What the exercise asks
Write out the records below once more, exactly as they stand.

Given information
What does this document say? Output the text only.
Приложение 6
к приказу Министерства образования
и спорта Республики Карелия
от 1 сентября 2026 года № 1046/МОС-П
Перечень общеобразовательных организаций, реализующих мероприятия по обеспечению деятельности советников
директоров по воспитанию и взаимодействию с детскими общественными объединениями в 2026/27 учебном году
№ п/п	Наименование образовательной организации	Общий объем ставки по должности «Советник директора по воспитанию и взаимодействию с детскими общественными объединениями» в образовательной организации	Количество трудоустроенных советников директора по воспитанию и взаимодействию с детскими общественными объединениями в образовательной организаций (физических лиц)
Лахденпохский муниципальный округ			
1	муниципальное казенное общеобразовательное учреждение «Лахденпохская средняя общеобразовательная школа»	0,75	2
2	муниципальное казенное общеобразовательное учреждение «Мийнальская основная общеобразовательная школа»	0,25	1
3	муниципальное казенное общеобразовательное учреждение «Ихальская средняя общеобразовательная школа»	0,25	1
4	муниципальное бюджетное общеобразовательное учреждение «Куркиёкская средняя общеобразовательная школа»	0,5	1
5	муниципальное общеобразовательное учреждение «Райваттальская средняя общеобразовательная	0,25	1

Written solution
What does this document say? Output the text only.
Приложение 6
к приказу Министерства образования
и спорта Республики Карелия
от 1 сентября 2026 года № 1046/МОС-П
Перечень общеобразовательных организаций, реализующих мероприятия по обеспечению деятельности советников
директоров по воспитанию и взаимодействию с детскими общественными объединениями в 2026/27 учебном году
№ п/п	Наименование образовательной организации	Общий объем ставки по должности «Советник директора по воспитанию и взаимодействию с детскими общественными объединениями» в образовательной организации	Количество трудоустроенных советников директора по воспитанию и взаимодействию с детскими общественными объединениями в образовательной организаций (физических лиц)
Лахденпохский муниципальный округ			
1	муниципальное казенное общеобразовательное учреждение «Лахденпохская средняя общеобразовательная школа»	0,75	2
2	муниципальное казенное общеобразовательное учреждение «Мийнальская основная общеобразовательная школа»	0,25	1
3	муниципальное казенное общеобразовательное учреждение «Ихальская средняя общеобразовательная школа»	0,25	1
4	муниципальное бюджетное общеобразовательное учреждение «Куркиёкская средняя общеобразовательная школа»	0,5	1
5	муниципальное общеобразовательное учреждение «Райваттальская средняя общеобразовательная	0,25	1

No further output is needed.